Produce a copy of every line in the records that holds the string "Pharmaprojects".

**AVAILABLE DATA**.
━━━━━━━━

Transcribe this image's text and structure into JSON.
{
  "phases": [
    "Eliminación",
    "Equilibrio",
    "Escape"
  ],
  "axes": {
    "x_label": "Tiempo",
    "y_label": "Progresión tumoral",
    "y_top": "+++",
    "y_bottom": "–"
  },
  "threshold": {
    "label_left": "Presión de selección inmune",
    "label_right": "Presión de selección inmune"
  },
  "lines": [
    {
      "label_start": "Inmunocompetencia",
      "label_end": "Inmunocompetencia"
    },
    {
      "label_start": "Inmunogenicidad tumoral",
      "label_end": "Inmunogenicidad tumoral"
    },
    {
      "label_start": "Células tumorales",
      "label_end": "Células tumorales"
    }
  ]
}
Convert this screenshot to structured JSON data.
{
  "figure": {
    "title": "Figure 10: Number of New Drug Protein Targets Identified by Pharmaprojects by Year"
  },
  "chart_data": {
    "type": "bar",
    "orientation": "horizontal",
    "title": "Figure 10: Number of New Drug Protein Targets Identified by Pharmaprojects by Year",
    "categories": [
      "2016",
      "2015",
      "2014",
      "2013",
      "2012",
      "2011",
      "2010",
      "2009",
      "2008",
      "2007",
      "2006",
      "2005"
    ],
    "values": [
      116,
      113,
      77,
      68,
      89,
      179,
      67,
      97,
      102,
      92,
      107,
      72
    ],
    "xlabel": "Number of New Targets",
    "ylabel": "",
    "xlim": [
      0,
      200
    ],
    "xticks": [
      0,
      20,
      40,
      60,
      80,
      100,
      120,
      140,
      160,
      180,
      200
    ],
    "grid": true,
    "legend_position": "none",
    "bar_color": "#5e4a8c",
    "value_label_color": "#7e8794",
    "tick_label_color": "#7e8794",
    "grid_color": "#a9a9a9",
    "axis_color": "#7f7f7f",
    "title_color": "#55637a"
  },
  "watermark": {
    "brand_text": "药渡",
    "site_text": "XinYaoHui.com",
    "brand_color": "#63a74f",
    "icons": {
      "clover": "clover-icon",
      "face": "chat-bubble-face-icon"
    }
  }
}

━━━━━━━━

**TASK SOLUTION**.
    "title": "Figure 10: Number of New Drug Protein Targets Identified by Pharmaprojects by Year"
    "title": "Figure 10: Number of New Drug Protein Targets Identified by Pharmaprojects by Year",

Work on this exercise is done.